YOUR TASK: Read the records below. Copy each line where the string "structured" occurs.

THE RECORDS:
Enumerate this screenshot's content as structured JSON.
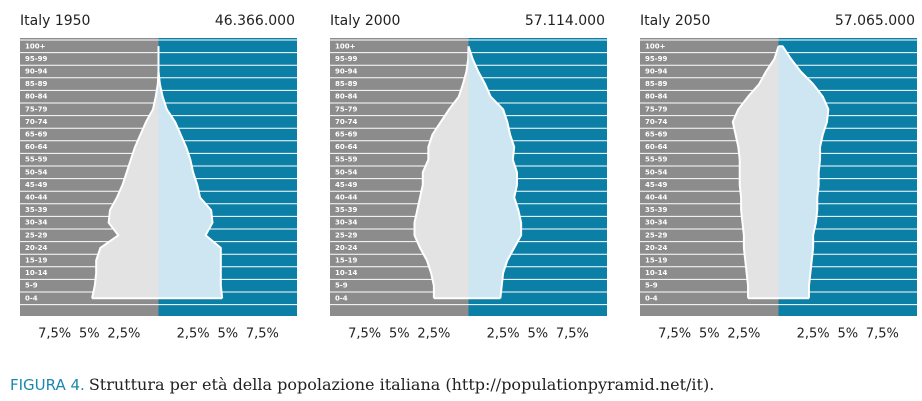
{
  "chart_data": [
    {
      "type": "pyramid",
      "title": "Italy 1950",
      "subtitle": "46.366.000",
      "categories": [
        "0-4",
        "5-9",
        "10-14",
        "15-19",
        "20-24",
        "25-29",
        "30-34",
        "35-39",
        "40-44",
        "45-49",
        "50-54",
        "55-59",
        "60-64",
        "65-69",
        "70-74",
        "75-79",
        "80-84",
        "85-89",
        "90-94",
        "95-99",
        "100+"
      ],
      "series": [
        {
          "color": "#e3e3e3",
          "values": [
            4.8,
            4.6,
            4.5,
            4.5,
            4.2,
            2.9,
            3.6,
            3.5,
            3.0,
            2.6,
            2.3,
            2.0,
            1.7,
            1.3,
            0.9,
            0.4,
            0.2,
            0.05,
            0,
            0,
            0
          ]
        },
        {
          "color": "#cde6f1",
          "values": [
            4.6,
            4.5,
            4.5,
            4.5,
            4.5,
            3.4,
            3.9,
            3.8,
            3.0,
            2.8,
            2.5,
            2.3,
            2.0,
            1.6,
            1.2,
            0.6,
            0.3,
            0.1,
            0,
            0,
            0
          ]
        }
      ],
      "xlim": [
        -10,
        10
      ],
      "xticks": [
        {
          "value": -7.5,
          "label": "7,5%"
        },
        {
          "value": -5,
          "label": "5%"
        },
        {
          "value": -2.5,
          "label": "2,5%"
        },
        {
          "value": 2.5,
          "label": "2,5%"
        },
        {
          "value": 5,
          "label": "5%"
        },
        {
          "value": 7.5,
          "label": "7,5%"
        }
      ]
    },
    {
      "type": "pyramid",
      "title": "Italy 2000",
      "subtitle": "57.114.000",
      "categories": [
        "0-4",
        "5-9",
        "10-14",
        "15-19",
        "20-24",
        "25-29",
        "30-34",
        "35-39",
        "40-44",
        "45-49",
        "50-54",
        "55-59",
        "60-64",
        "65-69",
        "70-74",
        "75-79",
        "80-84",
        "85-89",
        "90-94",
        "95-99",
        "100+"
      ],
      "series": [
        {
          "color": "#e3e3e3",
          "values": [
            2.5,
            2.5,
            2.7,
            3.0,
            3.5,
            3.9,
            3.9,
            3.7,
            3.5,
            3.3,
            3.3,
            2.9,
            2.9,
            2.6,
            2.0,
            1.4,
            0.7,
            0.4,
            0.15,
            0.02,
            0
          ]
        },
        {
          "color": "#cde6f1",
          "values": [
            2.3,
            2.4,
            2.5,
            2.8,
            3.3,
            3.8,
            3.8,
            3.6,
            3.3,
            3.5,
            3.5,
            3.2,
            3.3,
            3.0,
            2.8,
            2.5,
            1.6,
            1.2,
            0.7,
            0.3,
            0
          ]
        }
      ],
      "xlim": [
        -10,
        10
      ],
      "xticks": [
        {
          "value": -7.5,
          "label": "7,5%"
        },
        {
          "value": -5,
          "label": "5%"
        },
        {
          "value": -2.5,
          "label": "2,5%"
        },
        {
          "value": 2.5,
          "label": "2,5%"
        },
        {
          "value": 5,
          "label": "5%"
        },
        {
          "value": 7.5,
          "label": "7,5%"
        }
      ]
    },
    {
      "type": "pyramid",
      "title": "Italy 2050",
      "subtitle": "57.065.000",
      "categories": [
        "0-4",
        "5-9",
        "10-14",
        "15-19",
        "20-24",
        "25-29",
        "30-34",
        "35-39",
        "40-44",
        "45-49",
        "50-54",
        "55-59",
        "60-64",
        "65-69",
        "70-74",
        "75-79",
        "80-84",
        "85-89",
        "90-94",
        "95-99",
        "100+"
      ],
      "series": [
        {
          "color": "#e3e3e3",
          "values": [
            2.2,
            2.2,
            2.3,
            2.4,
            2.5,
            2.5,
            2.6,
            2.7,
            2.7,
            2.8,
            2.8,
            2.8,
            2.9,
            3.1,
            3.3,
            2.9,
            2.2,
            1.4,
            0.9,
            0.3,
            0
          ]
        },
        {
          "color": "#cde6f1",
          "values": [
            2.2,
            2.2,
            2.3,
            2.4,
            2.5,
            2.5,
            2.7,
            2.8,
            2.8,
            2.9,
            2.9,
            3.0,
            3.0,
            3.2,
            3.5,
            3.6,
            3.2,
            2.5,
            1.6,
            0.9,
            0.3
          ]
        }
      ],
      "xlim": [
        -10,
        10
      ],
      "xticks": [
        {
          "value": -7.5,
          "label": "7,5%"
        },
        {
          "value": -5,
          "label": "5%"
        },
        {
          "value": -2.5,
          "label": "2,5%"
        },
        {
          "value": 2.5,
          "label": "2,5%"
        },
        {
          "value": 5,
          "label": "5%"
        },
        {
          "value": 7.5,
          "label": "7,5%"
        }
      ]
    }
  ],
  "caption": {
    "label": "FIGURA 4.",
    "text": "Struttura per età della popolazione italiana (http://populationpyramid.net/it)."
  }
}
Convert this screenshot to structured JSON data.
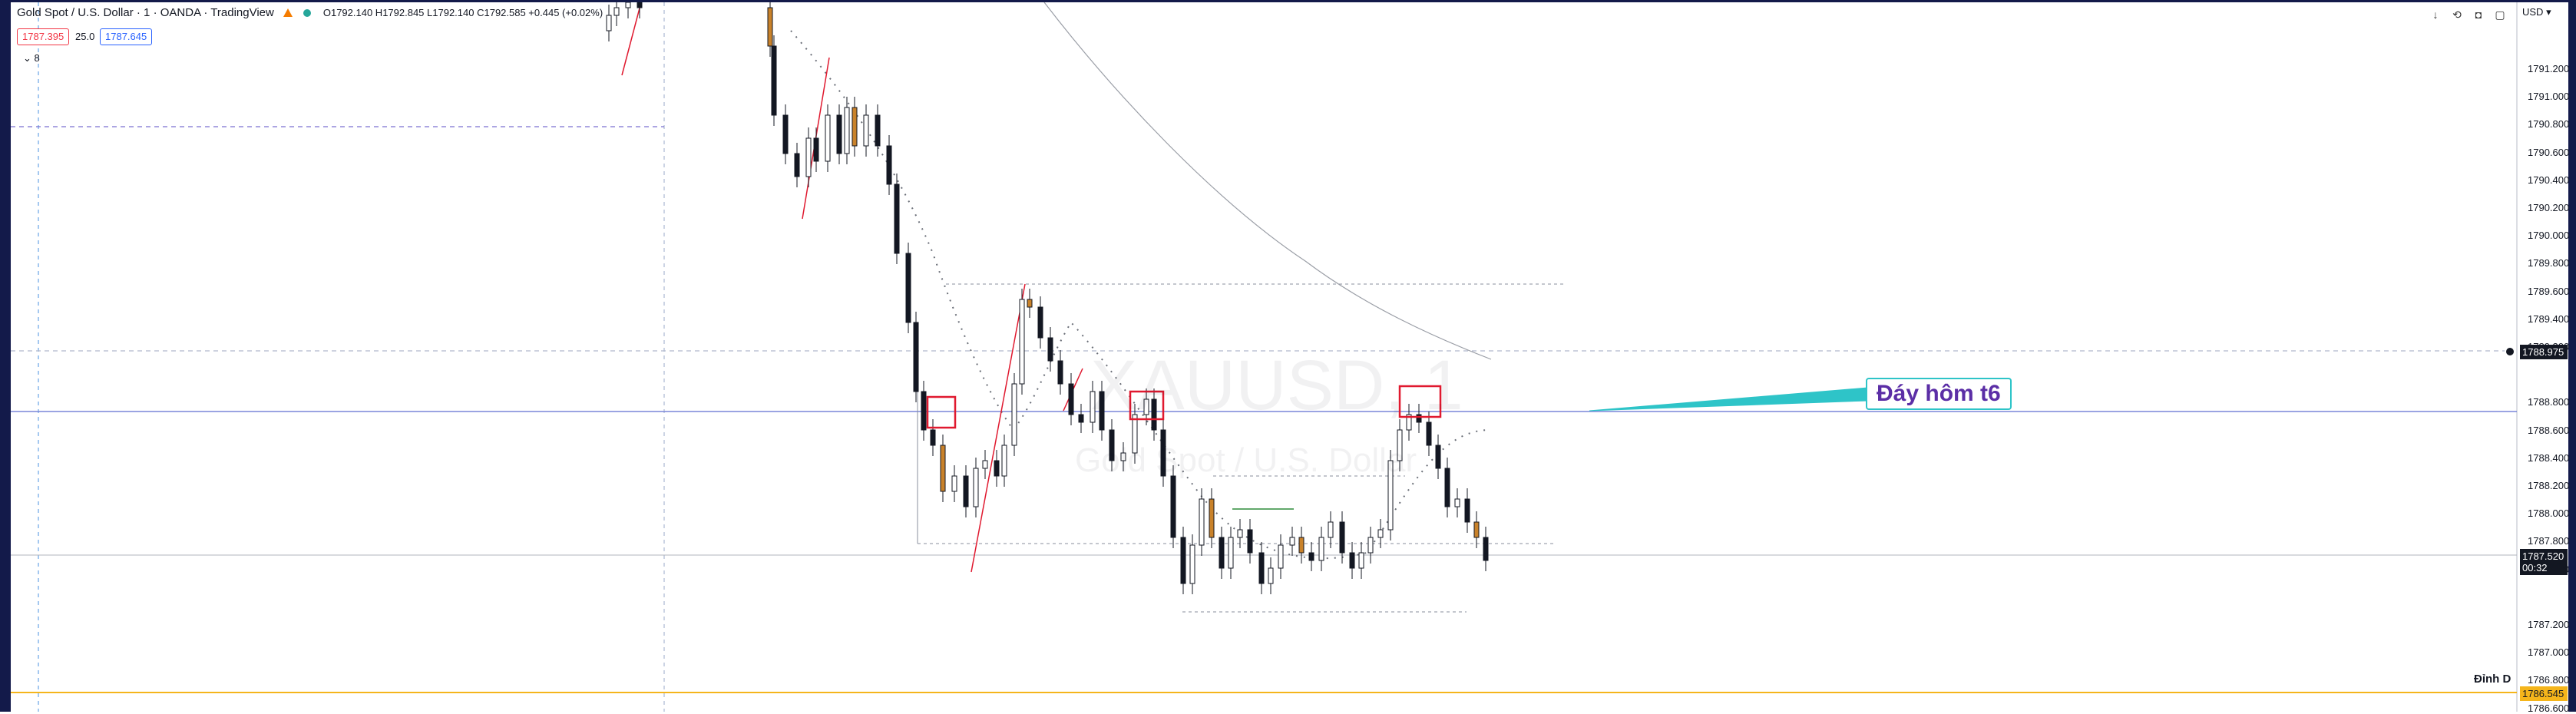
{
  "header": {
    "title": "Gold Spot / U.S. Dollar · 1 · OANDA · TradingView",
    "market_status_color": "#26a69a",
    "warning_color": "#f57c00",
    "ohlc": "O1792.140 H1792.845 L1792.140 C1792.585 +0.445 (+0.02%)"
  },
  "quote": {
    "sell_price": "1787.395",
    "spread": "25.0",
    "buy_price": "1787.645",
    "sell_color": "#f23645",
    "buy_color": "#2962ff",
    "collapse_label": "8"
  },
  "toolbar": {
    "currency": "USD",
    "icons": [
      "arrow-down-icon",
      "undo-icon",
      "camera-icon",
      "fullscreen-icon"
    ]
  },
  "watermark": {
    "symbol": "XAUUSD, 1",
    "name": "Gold Spot / U.S. Dollar"
  },
  "price_axis": {
    "labels": [
      "1791.200",
      "1791.000",
      "1790.800",
      "1790.600",
      "1790.400",
      "1790.200",
      "1790.000",
      "1789.800",
      "1789.600",
      "1789.400",
      "1789.200",
      "1788.800",
      "1788.600",
      "1788.400",
      "1788.200",
      "1788.000",
      "1787.800",
      "1787.600",
      "1787.200",
      "1787.000",
      "1786.800",
      "1786.600"
    ],
    "badges": {
      "horizontal_line_price": "1788.975",
      "last_price": "1787.520",
      "countdown": "00:32",
      "yellow_line_price": "1786.545"
    },
    "badge_colors": {
      "last_price": "#131722",
      "yellow_line": "#f5b51b"
    }
  },
  "annotations": {
    "callout_text": "Đáy hôm t6",
    "callout_border": "#2ec4c8",
    "callout_text_color": "#5b2ea6",
    "dinh_label": "Đỉnh D",
    "box_color": "#e0192f"
  }
}
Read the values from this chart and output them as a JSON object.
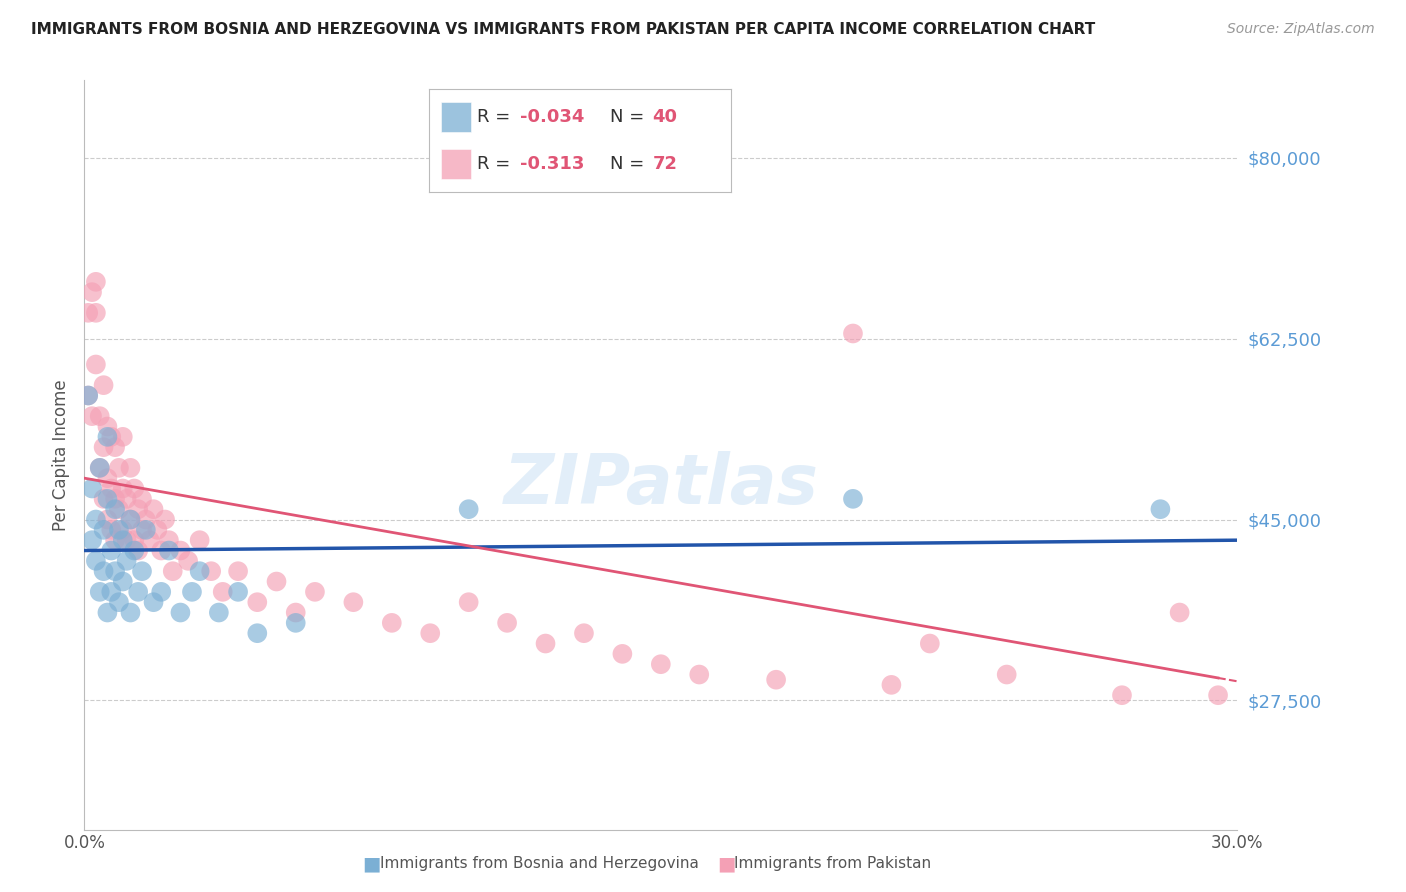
{
  "title": "IMMIGRANTS FROM BOSNIA AND HERZEGOVINA VS IMMIGRANTS FROM PAKISTAN PER CAPITA INCOME CORRELATION CHART",
  "source": "Source: ZipAtlas.com",
  "ylabel": "Per Capita Income",
  "ymin": 15000,
  "ymax": 87500,
  "xmin": 0.0,
  "xmax": 0.3,
  "background_color": "#ffffff",
  "grid_color": "#cccccc",
  "color_bosnia": "#7bafd4",
  "color_pakistan": "#f4a0b5",
  "line_color_bosnia": "#2255aa",
  "line_color_pakistan": "#e05575",
  "bosnia_R": -0.034,
  "bosnia_N": 40,
  "pakistan_R": -0.313,
  "pakistan_N": 72,
  "bosnia_x": [
    0.001,
    0.002,
    0.002,
    0.003,
    0.003,
    0.004,
    0.004,
    0.005,
    0.005,
    0.006,
    0.006,
    0.006,
    0.007,
    0.007,
    0.008,
    0.008,
    0.009,
    0.009,
    0.01,
    0.01,
    0.011,
    0.012,
    0.012,
    0.013,
    0.014,
    0.015,
    0.016,
    0.018,
    0.02,
    0.022,
    0.025,
    0.028,
    0.03,
    0.035,
    0.04,
    0.045,
    0.055,
    0.1,
    0.2,
    0.28
  ],
  "bosnia_y": [
    57000,
    43000,
    48000,
    45000,
    41000,
    50000,
    38000,
    44000,
    40000,
    53000,
    47000,
    36000,
    42000,
    38000,
    46000,
    40000,
    44000,
    37000,
    43000,
    39000,
    41000,
    45000,
    36000,
    42000,
    38000,
    40000,
    44000,
    37000,
    38000,
    42000,
    36000,
    38000,
    40000,
    36000,
    38000,
    34000,
    35000,
    46000,
    47000,
    46000
  ],
  "pakistan_x": [
    0.001,
    0.001,
    0.002,
    0.002,
    0.003,
    0.003,
    0.003,
    0.004,
    0.004,
    0.005,
    0.005,
    0.005,
    0.006,
    0.006,
    0.006,
    0.007,
    0.007,
    0.007,
    0.008,
    0.008,
    0.008,
    0.009,
    0.009,
    0.01,
    0.01,
    0.01,
    0.011,
    0.011,
    0.012,
    0.012,
    0.013,
    0.013,
    0.014,
    0.014,
    0.015,
    0.015,
    0.016,
    0.017,
    0.018,
    0.019,
    0.02,
    0.021,
    0.022,
    0.023,
    0.025,
    0.027,
    0.03,
    0.033,
    0.036,
    0.04,
    0.045,
    0.05,
    0.055,
    0.06,
    0.07,
    0.08,
    0.09,
    0.1,
    0.11,
    0.12,
    0.13,
    0.14,
    0.15,
    0.16,
    0.18,
    0.2,
    0.21,
    0.22,
    0.24,
    0.27,
    0.285,
    0.295
  ],
  "pakistan_y": [
    57000,
    65000,
    55000,
    67000,
    65000,
    68000,
    60000,
    55000,
    50000,
    52000,
    47000,
    58000,
    54000,
    49000,
    45000,
    53000,
    48000,
    44000,
    52000,
    47000,
    43000,
    50000,
    46000,
    48000,
    44000,
    53000,
    47000,
    43000,
    50000,
    45000,
    48000,
    43000,
    46000,
    42000,
    47000,
    44000,
    45000,
    43000,
    46000,
    44000,
    42000,
    45000,
    43000,
    40000,
    42000,
    41000,
    43000,
    40000,
    38000,
    40000,
    37000,
    39000,
    36000,
    38000,
    37000,
    35000,
    34000,
    37000,
    35000,
    33000,
    34000,
    32000,
    31000,
    30000,
    29500,
    63000,
    29000,
    33000,
    30000,
    28000,
    36000,
    28000
  ]
}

WORKED SOLUTION:
Enumerate this screenshot's content as structured JSON.
Convert this screenshot to structured JSON data.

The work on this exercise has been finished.